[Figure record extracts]
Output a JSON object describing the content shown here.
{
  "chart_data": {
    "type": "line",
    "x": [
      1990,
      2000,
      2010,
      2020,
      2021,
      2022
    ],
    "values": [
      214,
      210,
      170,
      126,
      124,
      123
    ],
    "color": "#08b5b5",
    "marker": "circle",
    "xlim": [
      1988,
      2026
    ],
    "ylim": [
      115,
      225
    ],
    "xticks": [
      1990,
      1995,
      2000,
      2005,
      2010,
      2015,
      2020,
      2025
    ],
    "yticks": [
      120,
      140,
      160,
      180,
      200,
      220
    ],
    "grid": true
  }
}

[TASK TO CARRY OUT] Retype the records in full. Keep every line identical to the original.

[THE RESPONSE]
Output a JSON object describing the content shown here.
{
  "chart_data": {
    "type": "line",
    "x": [
      1990,
      2000,
      2010,
      2020,
      2021,
      2022
    ],
    "values": [
      214,
      210,
      170,
      126,
      124,
      123
    ],
    "color": "#08b5b5",
    "marker": "circle",
    "xlim": [
      1988,
      2026
    ],
    "ylim": [
      115,
      225
    ],
    "xticks": [
      1990,
      1995,
      2000,
      2005,
      2010,
      2015,
      2020,
      2025
    ],
    "yticks": [
      120,
      140,
      160,
      180,
      200,
      220
    ],
    "grid": true
  }
}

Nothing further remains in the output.